• _Exercise details_: Scan the records below for lines with the word "Histogrammes", then state how many you find and nothing else.

• _Information provided_:
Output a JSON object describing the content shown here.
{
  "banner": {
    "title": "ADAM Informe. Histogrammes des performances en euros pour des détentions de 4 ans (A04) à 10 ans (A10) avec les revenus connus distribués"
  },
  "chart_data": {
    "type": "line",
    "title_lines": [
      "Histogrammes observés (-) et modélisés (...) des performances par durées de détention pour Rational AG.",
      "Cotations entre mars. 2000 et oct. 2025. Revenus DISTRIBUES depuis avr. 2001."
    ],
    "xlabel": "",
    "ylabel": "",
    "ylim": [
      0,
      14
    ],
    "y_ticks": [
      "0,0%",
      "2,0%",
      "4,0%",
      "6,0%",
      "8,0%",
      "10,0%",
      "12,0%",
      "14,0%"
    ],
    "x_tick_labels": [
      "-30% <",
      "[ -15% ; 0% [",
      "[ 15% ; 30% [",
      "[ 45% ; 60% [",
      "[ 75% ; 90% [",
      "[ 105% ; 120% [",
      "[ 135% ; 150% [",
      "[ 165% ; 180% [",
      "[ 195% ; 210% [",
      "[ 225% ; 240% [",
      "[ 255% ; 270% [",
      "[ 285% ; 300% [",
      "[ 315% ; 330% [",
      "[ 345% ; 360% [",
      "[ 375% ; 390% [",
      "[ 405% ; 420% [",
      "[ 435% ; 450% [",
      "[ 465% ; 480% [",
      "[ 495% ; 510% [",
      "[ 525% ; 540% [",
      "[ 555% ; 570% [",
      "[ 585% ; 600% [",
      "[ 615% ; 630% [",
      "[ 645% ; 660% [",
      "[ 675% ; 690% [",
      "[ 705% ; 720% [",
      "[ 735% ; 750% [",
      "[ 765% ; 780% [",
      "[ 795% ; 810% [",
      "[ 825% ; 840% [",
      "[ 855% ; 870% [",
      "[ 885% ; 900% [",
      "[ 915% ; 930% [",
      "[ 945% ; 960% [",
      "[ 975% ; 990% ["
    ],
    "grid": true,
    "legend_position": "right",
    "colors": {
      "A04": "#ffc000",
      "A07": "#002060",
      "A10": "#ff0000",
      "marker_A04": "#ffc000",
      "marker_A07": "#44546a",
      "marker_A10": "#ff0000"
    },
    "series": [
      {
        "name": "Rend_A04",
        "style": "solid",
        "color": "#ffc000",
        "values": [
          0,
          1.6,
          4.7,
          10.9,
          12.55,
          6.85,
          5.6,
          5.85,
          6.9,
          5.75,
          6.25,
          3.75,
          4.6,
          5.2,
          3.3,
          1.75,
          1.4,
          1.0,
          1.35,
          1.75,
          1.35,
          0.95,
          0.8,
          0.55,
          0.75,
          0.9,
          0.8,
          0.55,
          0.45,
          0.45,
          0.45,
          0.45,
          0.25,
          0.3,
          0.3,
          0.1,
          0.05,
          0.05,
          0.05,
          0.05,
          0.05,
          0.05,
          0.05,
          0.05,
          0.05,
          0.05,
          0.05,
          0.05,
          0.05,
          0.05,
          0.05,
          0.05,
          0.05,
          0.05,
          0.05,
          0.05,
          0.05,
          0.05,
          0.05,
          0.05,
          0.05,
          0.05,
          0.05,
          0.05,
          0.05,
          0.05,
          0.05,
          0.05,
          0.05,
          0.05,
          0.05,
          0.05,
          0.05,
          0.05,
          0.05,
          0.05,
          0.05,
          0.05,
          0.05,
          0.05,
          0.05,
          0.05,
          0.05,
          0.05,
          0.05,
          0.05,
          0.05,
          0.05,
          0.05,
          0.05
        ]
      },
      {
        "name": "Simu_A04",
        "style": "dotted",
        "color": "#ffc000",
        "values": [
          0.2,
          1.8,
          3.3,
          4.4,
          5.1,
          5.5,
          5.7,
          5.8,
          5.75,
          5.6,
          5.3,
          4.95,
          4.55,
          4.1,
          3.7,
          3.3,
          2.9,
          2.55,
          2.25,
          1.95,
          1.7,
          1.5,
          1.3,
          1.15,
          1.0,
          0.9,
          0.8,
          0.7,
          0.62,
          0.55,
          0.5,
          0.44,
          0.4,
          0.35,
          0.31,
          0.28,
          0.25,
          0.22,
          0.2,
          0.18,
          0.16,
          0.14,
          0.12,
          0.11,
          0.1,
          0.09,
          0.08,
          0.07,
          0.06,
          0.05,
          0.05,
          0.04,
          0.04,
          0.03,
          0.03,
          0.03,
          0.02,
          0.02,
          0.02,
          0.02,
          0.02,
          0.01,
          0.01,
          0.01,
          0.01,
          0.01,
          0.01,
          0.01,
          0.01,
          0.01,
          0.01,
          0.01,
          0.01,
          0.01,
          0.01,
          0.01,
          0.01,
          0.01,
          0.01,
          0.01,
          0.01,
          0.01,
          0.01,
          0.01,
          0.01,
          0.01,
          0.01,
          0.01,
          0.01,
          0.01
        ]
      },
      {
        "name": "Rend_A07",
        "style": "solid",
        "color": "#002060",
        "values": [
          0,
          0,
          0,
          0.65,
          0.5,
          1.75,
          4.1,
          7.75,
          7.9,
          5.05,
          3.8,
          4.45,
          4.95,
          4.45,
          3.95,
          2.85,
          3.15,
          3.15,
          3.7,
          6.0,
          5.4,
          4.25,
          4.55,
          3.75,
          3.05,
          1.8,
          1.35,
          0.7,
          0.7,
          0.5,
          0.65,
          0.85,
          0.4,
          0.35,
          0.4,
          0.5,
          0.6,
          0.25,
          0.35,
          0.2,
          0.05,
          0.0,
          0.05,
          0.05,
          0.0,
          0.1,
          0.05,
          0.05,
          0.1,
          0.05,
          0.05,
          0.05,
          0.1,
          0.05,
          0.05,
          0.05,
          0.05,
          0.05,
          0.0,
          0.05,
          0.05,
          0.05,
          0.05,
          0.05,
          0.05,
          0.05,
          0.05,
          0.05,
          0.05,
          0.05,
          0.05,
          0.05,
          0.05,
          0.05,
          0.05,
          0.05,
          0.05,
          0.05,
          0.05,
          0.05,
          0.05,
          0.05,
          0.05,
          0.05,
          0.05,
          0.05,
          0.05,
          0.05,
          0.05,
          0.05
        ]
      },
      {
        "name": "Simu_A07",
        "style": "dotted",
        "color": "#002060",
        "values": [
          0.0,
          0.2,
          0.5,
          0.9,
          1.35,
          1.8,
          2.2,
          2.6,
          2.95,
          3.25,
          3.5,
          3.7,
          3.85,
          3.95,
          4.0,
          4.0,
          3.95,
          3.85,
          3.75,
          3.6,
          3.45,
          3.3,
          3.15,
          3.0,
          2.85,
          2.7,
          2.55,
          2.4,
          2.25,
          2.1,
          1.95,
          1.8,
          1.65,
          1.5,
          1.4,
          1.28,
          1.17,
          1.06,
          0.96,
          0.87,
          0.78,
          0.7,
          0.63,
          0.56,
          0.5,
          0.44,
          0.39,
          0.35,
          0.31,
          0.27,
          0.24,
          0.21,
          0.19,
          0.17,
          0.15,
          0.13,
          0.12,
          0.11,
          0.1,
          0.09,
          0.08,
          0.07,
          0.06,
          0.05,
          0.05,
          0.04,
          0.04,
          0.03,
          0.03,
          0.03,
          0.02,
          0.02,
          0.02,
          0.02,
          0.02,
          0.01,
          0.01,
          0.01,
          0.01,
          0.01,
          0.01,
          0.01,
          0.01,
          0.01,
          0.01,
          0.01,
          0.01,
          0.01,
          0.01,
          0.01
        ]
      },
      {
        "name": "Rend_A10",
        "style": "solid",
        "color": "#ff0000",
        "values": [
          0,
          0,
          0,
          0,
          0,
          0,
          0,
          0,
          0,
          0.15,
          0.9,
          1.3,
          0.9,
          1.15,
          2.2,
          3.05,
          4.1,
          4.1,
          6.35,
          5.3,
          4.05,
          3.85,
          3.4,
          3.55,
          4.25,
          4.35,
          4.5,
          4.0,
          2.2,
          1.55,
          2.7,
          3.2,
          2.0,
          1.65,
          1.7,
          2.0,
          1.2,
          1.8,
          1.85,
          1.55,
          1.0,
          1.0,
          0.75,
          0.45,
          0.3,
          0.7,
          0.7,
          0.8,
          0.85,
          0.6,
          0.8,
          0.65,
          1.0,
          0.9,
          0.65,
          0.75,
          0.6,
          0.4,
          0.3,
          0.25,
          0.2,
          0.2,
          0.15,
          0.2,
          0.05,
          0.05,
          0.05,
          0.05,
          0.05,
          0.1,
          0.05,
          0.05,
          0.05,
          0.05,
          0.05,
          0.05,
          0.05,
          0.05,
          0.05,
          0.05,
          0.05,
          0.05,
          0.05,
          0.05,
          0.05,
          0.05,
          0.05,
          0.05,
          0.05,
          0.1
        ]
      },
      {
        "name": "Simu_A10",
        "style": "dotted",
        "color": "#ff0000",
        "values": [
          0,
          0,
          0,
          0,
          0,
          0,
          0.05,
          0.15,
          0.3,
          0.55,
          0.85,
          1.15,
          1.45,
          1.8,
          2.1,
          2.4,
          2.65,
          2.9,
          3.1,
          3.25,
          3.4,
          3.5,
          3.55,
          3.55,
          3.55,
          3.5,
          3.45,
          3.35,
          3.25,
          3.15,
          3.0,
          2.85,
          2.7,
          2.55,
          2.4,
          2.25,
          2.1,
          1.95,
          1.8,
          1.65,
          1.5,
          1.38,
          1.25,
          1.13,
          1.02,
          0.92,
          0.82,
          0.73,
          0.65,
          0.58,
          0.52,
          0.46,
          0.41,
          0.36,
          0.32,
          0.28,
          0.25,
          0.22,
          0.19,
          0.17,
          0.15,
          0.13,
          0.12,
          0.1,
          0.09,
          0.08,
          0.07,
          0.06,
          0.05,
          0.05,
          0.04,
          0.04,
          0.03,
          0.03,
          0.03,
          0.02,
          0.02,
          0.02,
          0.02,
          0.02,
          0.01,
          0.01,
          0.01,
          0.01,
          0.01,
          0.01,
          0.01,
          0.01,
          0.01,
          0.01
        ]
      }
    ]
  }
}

• _Answer for this exercise_: 2